▶ [Task input]:
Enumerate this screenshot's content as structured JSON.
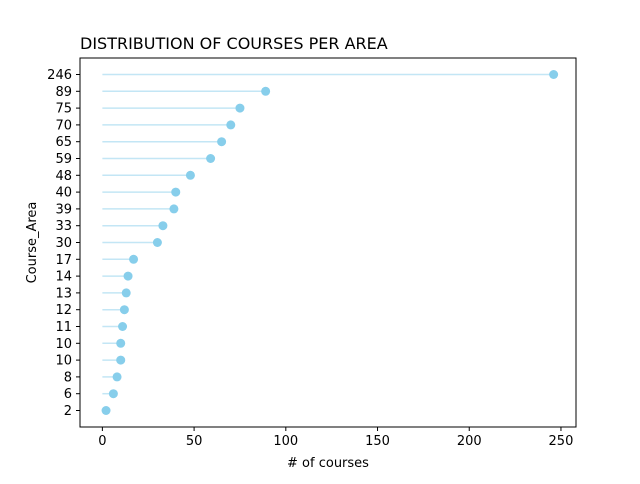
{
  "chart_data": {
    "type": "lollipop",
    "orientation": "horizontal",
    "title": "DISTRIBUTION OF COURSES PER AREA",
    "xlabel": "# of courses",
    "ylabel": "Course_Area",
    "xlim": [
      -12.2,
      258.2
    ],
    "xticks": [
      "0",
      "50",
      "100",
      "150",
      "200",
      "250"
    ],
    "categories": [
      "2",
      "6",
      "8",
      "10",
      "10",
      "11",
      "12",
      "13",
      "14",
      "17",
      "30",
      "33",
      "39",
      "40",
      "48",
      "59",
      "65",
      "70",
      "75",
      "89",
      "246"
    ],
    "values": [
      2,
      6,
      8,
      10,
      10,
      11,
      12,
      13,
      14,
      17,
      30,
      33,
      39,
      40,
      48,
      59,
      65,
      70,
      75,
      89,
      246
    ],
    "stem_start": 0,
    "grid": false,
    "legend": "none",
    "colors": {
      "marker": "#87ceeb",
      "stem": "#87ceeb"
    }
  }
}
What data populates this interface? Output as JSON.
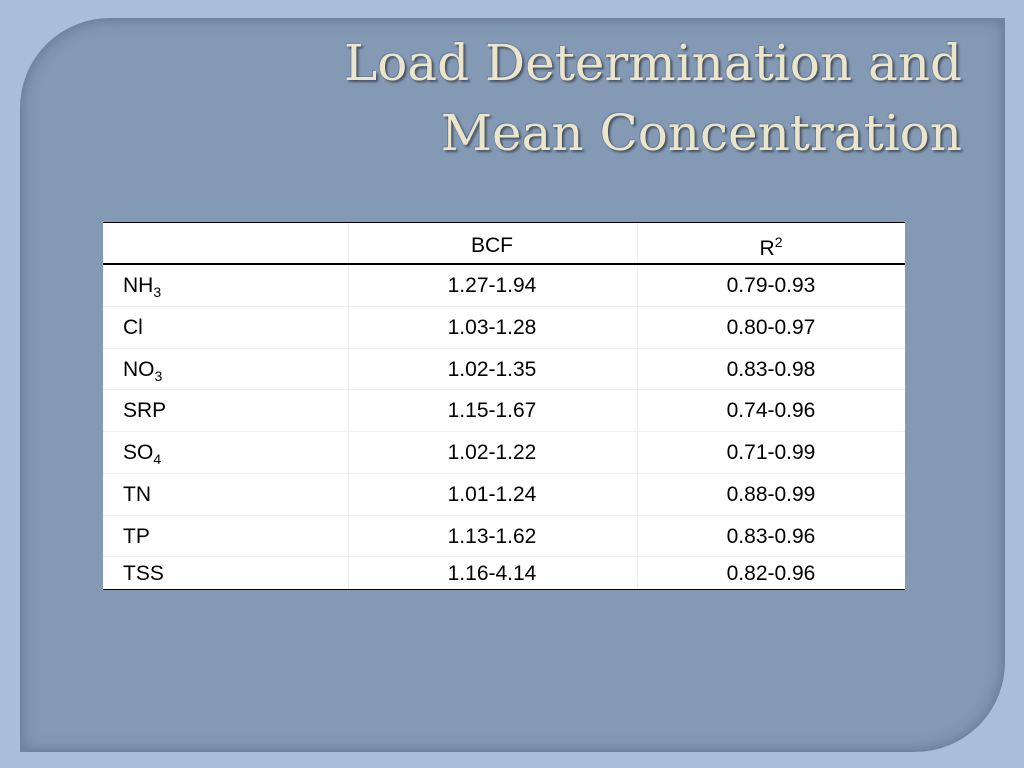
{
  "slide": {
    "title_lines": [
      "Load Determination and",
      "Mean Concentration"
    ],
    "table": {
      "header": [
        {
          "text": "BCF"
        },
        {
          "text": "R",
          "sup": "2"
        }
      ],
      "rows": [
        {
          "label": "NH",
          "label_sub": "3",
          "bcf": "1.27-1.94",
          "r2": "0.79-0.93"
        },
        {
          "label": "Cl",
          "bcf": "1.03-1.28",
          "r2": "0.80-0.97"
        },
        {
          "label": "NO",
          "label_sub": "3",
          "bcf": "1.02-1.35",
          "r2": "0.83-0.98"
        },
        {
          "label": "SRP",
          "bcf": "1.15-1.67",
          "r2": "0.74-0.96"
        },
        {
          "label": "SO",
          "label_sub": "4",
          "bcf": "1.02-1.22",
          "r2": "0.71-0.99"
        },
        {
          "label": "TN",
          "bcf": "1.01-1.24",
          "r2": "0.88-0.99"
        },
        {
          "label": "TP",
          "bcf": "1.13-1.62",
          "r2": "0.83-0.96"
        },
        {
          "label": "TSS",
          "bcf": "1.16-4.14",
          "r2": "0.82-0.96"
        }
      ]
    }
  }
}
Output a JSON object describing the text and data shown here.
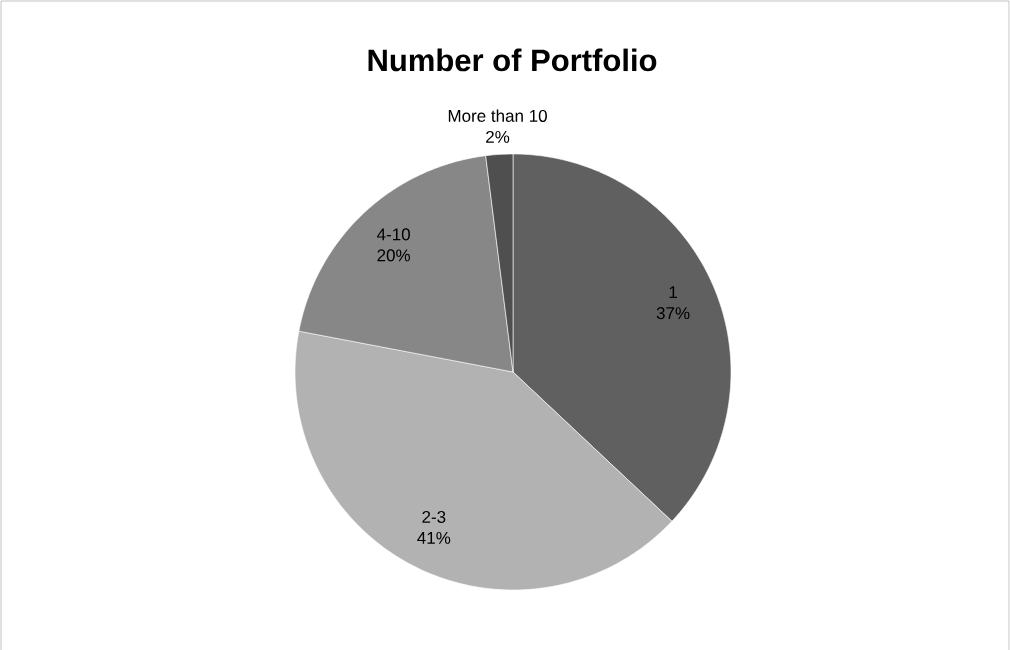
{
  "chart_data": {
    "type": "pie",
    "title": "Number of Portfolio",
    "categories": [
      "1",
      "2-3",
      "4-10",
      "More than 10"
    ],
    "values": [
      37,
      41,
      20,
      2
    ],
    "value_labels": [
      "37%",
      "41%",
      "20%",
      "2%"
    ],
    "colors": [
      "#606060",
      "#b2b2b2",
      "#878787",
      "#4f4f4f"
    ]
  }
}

▶ [Exercise goal]:
Transcribe every entry word for word, but skip the pictures.

▶ [Answer in full]:
Enumerate this screenshot's content as structured JSON.
{
  "chart_data": {
    "type": "lollipop",
    "orientation": "horizontal",
    "title": "DISTRIBUTION OF COURSES PER AREA",
    "xlabel": "# of courses",
    "ylabel": "Course_Area",
    "xlim": [
      -12.2,
      258.2
    ],
    "xticks": [
      "0",
      "50",
      "100",
      "150",
      "200",
      "250"
    ],
    "categories": [
      "2",
      "6",
      "8",
      "10",
      "10",
      "11",
      "12",
      "13",
      "14",
      "17",
      "30",
      "33",
      "39",
      "40",
      "48",
      "59",
      "65",
      "70",
      "75",
      "89",
      "246"
    ],
    "values": [
      2,
      6,
      8,
      10,
      10,
      11,
      12,
      13,
      14,
      17,
      30,
      33,
      39,
      40,
      48,
      59,
      65,
      70,
      75,
      89,
      246
    ],
    "stem_start": 0,
    "grid": false,
    "legend": "none",
    "colors": {
      "marker": "#87ceeb",
      "stem": "#87ceeb"
    }
  }
}
What data populates this interface? Output as JSON.
{
  "slide": {
    "title_lines": [
      "Load Determination and",
      "Mean Concentration"
    ],
    "table": {
      "header": [
        {
          "text": "BCF"
        },
        {
          "text": "R",
          "sup": "2"
        }
      ],
      "rows": [
        {
          "label": "NH",
          "label_sub": "3",
          "bcf": "1.27-1.94",
          "r2": "0.79-0.93"
        },
        {
          "label": "Cl",
          "bcf": "1.03-1.28",
          "r2": "0.80-0.97"
        },
        {
          "label": "NO",
          "label_sub": "3",
          "bcf": "1.02-1.35",
          "r2": "0.83-0.98"
        },
        {
          "label": "SRP",
          "bcf": "1.15-1.67",
          "r2": "0.74-0.96"
        },
        {
          "label": "SO",
          "label_sub": "4",
          "bcf": "1.02-1.22",
          "r2": "0.71-0.99"
        },
        {
          "label": "TN",
          "bcf": "1.01-1.24",
          "r2": "0.88-0.99"
        },
        {
          "label": "TP",
          "bcf": "1.13-1.62",
          "r2": "0.83-0.96"
        },
        {
          "label": "TSS",
          "bcf": "1.16-4.14",
          "r2": "0.82-0.96"
        }
      ]
    }
  }
}
Output a JSON object describing the text and data shown here.
{
  "chart_data": {
    "type": "pie",
    "title": "Number of Portfolio",
    "categories": [
      "1",
      "2-3",
      "4-10",
      "More than 10"
    ],
    "values": [
      37,
      41,
      20,
      2
    ],
    "value_labels": [
      "37%",
      "41%",
      "20%",
      "2%"
    ],
    "colors": [
      "#606060",
      "#b2b2b2",
      "#878787",
      "#4f4f4f"
    ]
  }
}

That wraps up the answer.